-- Begin Material for the task --
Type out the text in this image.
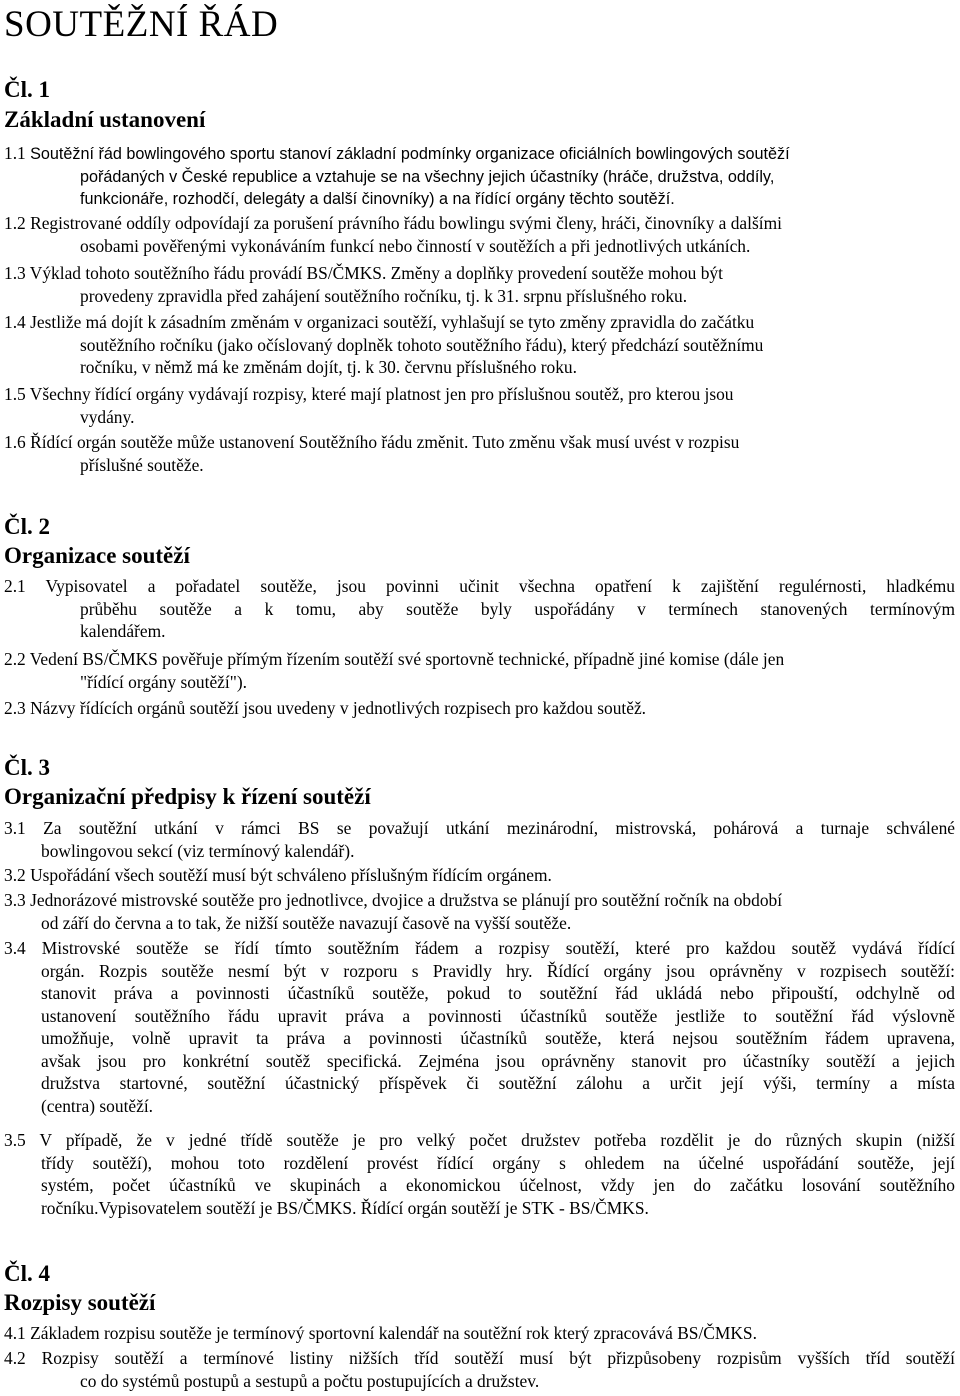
SOUTĚŽNÍ ŘÁD
Čl. 1
Základní ustanovení
1.1 Soutěžní řád bowlingového sportu stanoví základní podmínky organizace oficiálních bowlingových soutěží
pořádaných v České republice a vztahuje se na všechny jejich účastníky (hráče, družstva, oddíly,
funkcionáře, rozhodčí, delegáty a další činovníky) a na řídící orgány těchto soutěží.
1.2 Registrované oddíly odpovídají za porušení právního řádu bowlingu svými členy, hráči, činovníky a dalšími
osobami pověřenými vykonáváním funkcí nebo činností v soutěžích a při jednotlivých utkáních.
1.3 Výklad tohoto soutěžního řádu provádí BS/ČMKS. Změny a doplňky provedení soutěže mohou být
provedeny zpravidla před zahájení soutěžního ročníku, tj. k 31. srpnu příslušného roku.
1.4 Jestliže má dojít k zásadním změnám v organizaci soutěží, vyhlašují se tyto změny zpravidla do začátku
soutěžního ročníku (jako očíslovaný doplněk tohoto soutěžního řádu), který předchází soutěžnímu
ročníku, v němž má ke změnám dojít, tj. k 30. červnu příslušného roku.
1.5 Všechny řídící orgány vydávají rozpisy, které mají platnost jen pro příslušnou soutěž, pro kterou jsou
vydány.
1.6 Řídící orgán soutěže může ustanovení Soutěžního řádu změnit. Tuto změnu však musí uvést v rozpisu
příslušné soutěže.
Čl. 2
Organizace soutěží
2.1 Vypisovatel a pořadatel soutěže, jsou povinni učinit všechna opatření k zajištění regulérnosti, hladkému
průběhu soutěže a k tomu, aby soutěže byly uspořádány v termínech stanovených termínovým
kalendářem.
2.2 Vedení BS/ČMKS pověřuje přímým řízením soutěží své sportovně technické, případně jiné komise (dále jen
"řídící orgány soutěží").
2.3 Názvy řídících orgánů soutěží jsou uvedeny v jednotlivých rozpisech pro každou soutěž.
Čl. 3
Organizační předpisy k řízení soutěží
3.1 Za soutěžní utkání v rámci BS se považují utkání mezinárodní, mistrovská, pohárová a turnaje schválené
bowlingovou sekcí (viz termínový kalendář).
3.2 Uspořádání všech soutěží musí být schváleno příslušným řídícím orgánem.
3.3 Jednorázové mistrovské soutěže pro jednotlivce, dvojice a družstva se plánují pro soutěžní ročník na období
od září do června a to tak, že nižší soutěže navazují časově na vyšší soutěže.
3.4 Mistrovské soutěže se řídí tímto soutěžním řádem a rozpisy soutěží, které pro každou soutěž vydává řídící
orgán. Rozpis soutěže nesmí být v rozporu s Pravidly hry. Řídící orgány jsou oprávněny v rozpisech soutěží:
stanovit práva a povinnosti účastníků soutěže, pokud to soutěžní řád ukládá nebo připouští, odchylně od
ustanovení soutěžního řádu upravit práva a povinnosti účastníků soutěže jestliže to soutěžní řád výslovně
umožňuje, volně upravit ta práva a povinnosti účastníků soutěže, která nejsou soutěžním řádem upravena,
avšak jsou pro konkrétní soutěž specifická. Zejména jsou oprávněny stanovit pro účastníky soutěží a jejich
družstva startovné, soutěžní účastnický příspěvek či soutěžní zálohu a určit její výši, termíny a místa
(centra) soutěží.
3.5 V případě, že v jedné třídě soutěže je pro velký počet družstev potřeba rozdělit je do různých skupin (nižší
třídy soutěží), mohou toto rozdělení provést řídící orgány s ohledem na účelné uspořádání soutěže, její
systém, počet účastníků ve skupinách a ekonomickou účelnost, vždy jen do začátku losování soutěžního
ročníku.Vypisovatelem soutěží je BS/ČMKS. Řídící orgán soutěží je STK - BS/ČMKS.
Čl. 4
Rozpisy soutěží
4.1 Základem rozpisu soutěže je termínový sportovní kalendář na soutěžní rok který zpracovává BS/ČMKS.
4.2 Rozpisy soutěží a termínové listiny nižších tříd soutěží musí být přizpůsobeny rozpisům vyšších tříd soutěží
co do systémů postupů a sestupů a počtu postupujících a družstev.
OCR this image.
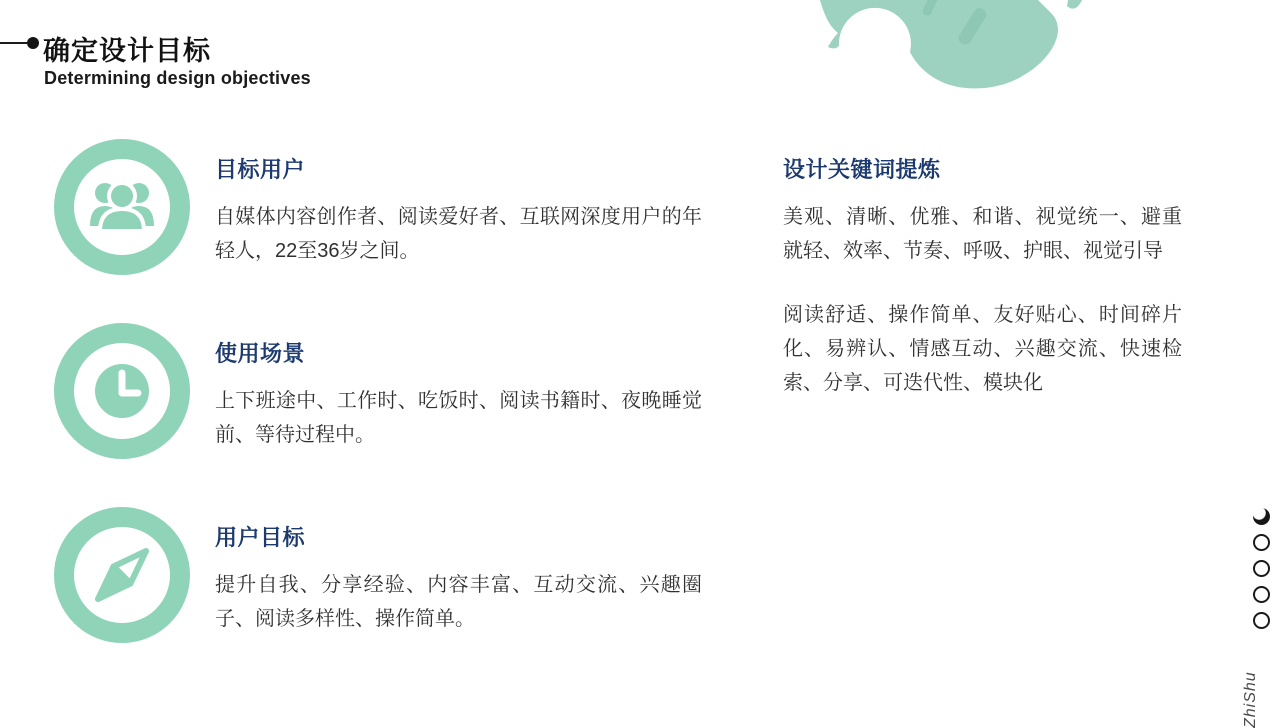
确定设计目标
Determining design objectives
目标用户
自媒体内容创作者、阅读爱好者、互联网深度用户的年轻人，22至36岁之间。
使用场景
上下班途中、工作时、吃饭时、阅读书籍时、夜晚睡觉前、等待过程中。
用户目标
提升自我、分享经验、内容丰富、互动交流、兴趣圈子、阅读多样性、操作简单。
设计关键词提炼

美观、清晰、优雅、和谐、视觉统一、避重就轻、效率、节奏、呼吸、护眼、视觉引导

阅读舒适、操作简单、友好贴心、时间碎片化、易辨认、情感互动、兴趣交流、快速检索、分享、可迭代性、模块化

ZhiShu
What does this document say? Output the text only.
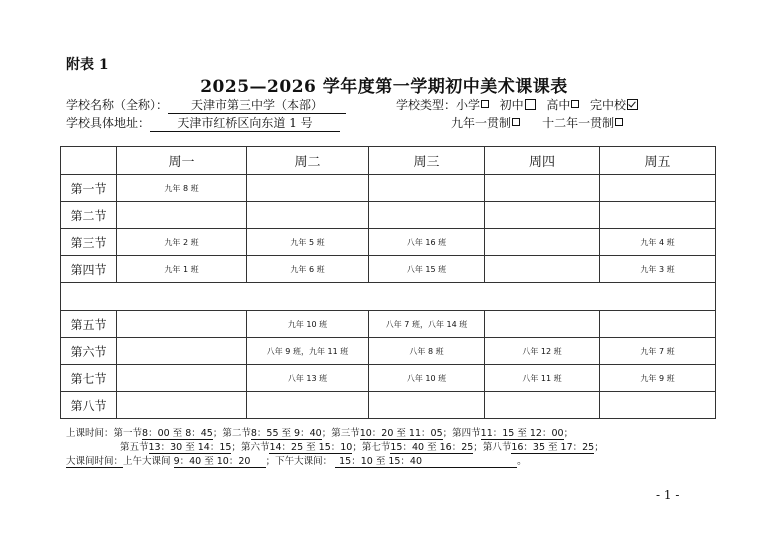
附表 1
2025—2026 学年度第一学期初中美术课课表
学校名称（全称）： 天津市第三中学（本部）	学校类型：小学 初中 高中 完中校
学校具体地址： 天津市红桥区向东道 1 号	九年一贯制	十二年一贯制
	周一	周二	周三	周四	周五
第一节	九年 8 班				
第二节					
第三节	九年 2 班	九年 5 班	八年 16 班		九年 4 班
第四节	九年 1 班	九年 6 班	八年 15 班		九年 3 班

第五节		九年 10 班	八年 7 班，八年 14 班		
第六节		八年 9 班，九年 11 班	八年 8 班	八年 12 班	九年 7 班
第七节		八年 13 班	八年 10 班	八年 11 班	九年 9 班
第八节					
上课时间：第一节8：00 至 8：45；第二节8：55 至 9：40；第三节10：20 至 11：05；第四节11：15 至 12：00；
第五节13：30 至 14：15；第六节14：25 至 15：10；第七节15：40 至 16：25；第八节16：35 至 17：25；
大课间时间：上午大课间 9：40 至 10：20 ；下午大课间： 15：10 至 15：40	。
- 1 -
-- End Material for the task --
What you have to do: Pictures in the records must not appear in the copy; transcribe everything else precisely.

Output for this task:
Type out the text in this image.
SOUTĚŽNÍ ŘÁD
Čl. 1
Základní ustanovení
1.1 Soutěžní řád bowlingového sportu stanoví základní podmínky organizace oficiálních bowlingových soutěží
pořádaných v České republice a vztahuje se na všechny jejich účastníky (hráče, družstva, oddíly,
funkcionáře, rozhodčí, delegáty a další činovníky) a na řídící orgány těchto soutěží.
1.2 Registrované oddíly odpovídají za porušení právního řádu bowlingu svými členy, hráči, činovníky a dalšími
osobami pověřenými vykonáváním funkcí nebo činností v soutěžích a při jednotlivých utkáních.
1.3 Výklad tohoto soutěžního řádu provádí BS/ČMKS. Změny a doplňky provedení soutěže mohou být
provedeny zpravidla před zahájení soutěžního ročníku, tj. k 31. srpnu příslušného roku.
1.4 Jestliže má dojít k zásadním změnám v organizaci soutěží, vyhlašují se tyto změny zpravidla do začátku
soutěžního ročníku (jako očíslovaný doplněk tohoto soutěžního řádu), který předchází soutěžnímu
ročníku, v němž má ke změnám dojít, tj. k 30. červnu příslušného roku.
1.5 Všechny řídící orgány vydávají rozpisy, které mají platnost jen pro příslušnou soutěž, pro kterou jsou
vydány.
1.6 Řídící orgán soutěže může ustanovení Soutěžního řádu změnit. Tuto změnu však musí uvést v rozpisu
příslušné soutěže.
Čl. 2
Organizace soutěží
2.1 Vypisovatel a pořadatel soutěže, jsou povinni učinit všechna opatření k zajištění regulérnosti, hladkému
průběhu soutěže a k tomu, aby soutěže byly uspořádány v termínech stanovených termínovým
kalendářem.
2.2 Vedení BS/ČMKS pověřuje přímým řízením soutěží své sportovně technické, případně jiné komise (dále jen
"řídící orgány soutěží").
2.3 Názvy řídících orgánů soutěží jsou uvedeny v jednotlivých rozpisech pro každou soutěž.
Čl. 3
Organizační předpisy k řízení soutěží
3.1 Za soutěžní utkání v rámci BS se považují utkání mezinárodní, mistrovská, pohárová a turnaje schválené
bowlingovou sekcí (viz termínový kalendář).
3.2 Uspořádání všech soutěží musí být schváleno příslušným řídícím orgánem.
3.3 Jednorázové mistrovské soutěže pro jednotlivce, dvojice a družstva se plánují pro soutěžní ročník na období
od září do června a to tak, že nižší soutěže navazují časově na vyšší soutěže.
3.4 Mistrovské soutěže se řídí tímto soutěžním řádem a rozpisy soutěží, které pro každou soutěž vydává řídící
orgán. Rozpis soutěže nesmí být v rozporu s Pravidly hry. Řídící orgány jsou oprávněny v rozpisech soutěží:
stanovit práva a povinnosti účastníků soutěže, pokud to soutěžní řád ukládá nebo připouští, odchylně od
ustanovení soutěžního řádu upravit práva a povinnosti účastníků soutěže jestliže to soutěžní řád výslovně
umožňuje, volně upravit ta práva a povinnosti účastníků soutěže, která nejsou soutěžním řádem upravena,
avšak jsou pro konkrétní soutěž specifická. Zejména jsou oprávněny stanovit pro účastníky soutěží a jejich
družstva startovné, soutěžní účastnický příspěvek či soutěžní zálohu a určit její výši, termíny a místa
(centra) soutěží.
3.5 V případě, že v jedné třídě soutěže je pro velký počet družstev potřeba rozdělit je do různých skupin (nižší
třídy soutěží), mohou toto rozdělení provést řídící orgány s ohledem na účelné uspořádání soutěže, její
systém, počet účastníků ve skupinách a ekonomickou účelnost, vždy jen do začátku losování soutěžního
ročníku.Vypisovatelem soutěží je BS/ČMKS. Řídící orgán soutěží je STK - BS/ČMKS.
Čl. 4
Rozpisy soutěží
4.1 Základem rozpisu soutěže je termínový sportovní kalendář na soutěžní rok který zpracovává BS/ČMKS.
4.2 Rozpisy soutěží a termínové listiny nižších tříd soutěží musí být přizpůsobeny rozpisům vyšších tříd soutěží
co do systémů postupů a sestupů a počtu postupujících a družstev.
OCR this image.
确定设计目标
Determining design objectives
目标用户
自媒体内容创作者、阅读爱好者、互联网深度用户的年轻人，22至36岁之间。
使用场景
上下班途中、工作时、吃饭时、阅读书籍时、夜晚睡觉前、等待过程中。
用户目标
提升自我、分享经验、内容丰富、互动交流、兴趣圈子、阅读多样性、操作简单。
设计关键词提炼

美观、清晰、优雅、和谐、视觉统一、避重就轻、效率、节奏、呼吸、护眼、视觉引导

阅读舒适、操作简单、友好贴心、时间碎片化、易辨认、情感互动、兴趣交流、快速检索、分享、可迭代性、模块化

ZhiShu
What does this document say? Output the text only.
附表 1
2025—2026 学年度第一学期初中美术课课表
学校名称（全称）： 天津市第三中学（本部）	学校类型：小学 初中 高中 完中校
学校具体地址： 天津市红桥区向东道 1 号	九年一贯制	十二年一贯制
	周一	周二	周三	周四	周五
第一节	九年 8 班				
第二节					
第三节	九年 2 班	九年 5 班	八年 16 班		九年 4 班
第四节	九年 1 班	九年 6 班	八年 15 班		九年 3 班

第五节		九年 10 班	八年 7 班，八年 14 班		
第六节		八年 9 班，九年 11 班	八年 8 班	八年 12 班	九年 7 班
第七节		八年 13 班	八年 10 班	八年 11 班	九年 9 班
第八节					
上课时间：第一节8：00 至 8：45；第二节8：55 至 9：40；第三节10：20 至 11：05；第四节11：15 至 12：00；
第五节13：30 至 14：15；第六节14：25 至 15：10；第七节15：40 至 16：25；第八节16：35 至 17：25；
大课间时间：上午大课间 9：40 至 10：20 ；下午大课间： 15：10 至 15：40	。
- 1 -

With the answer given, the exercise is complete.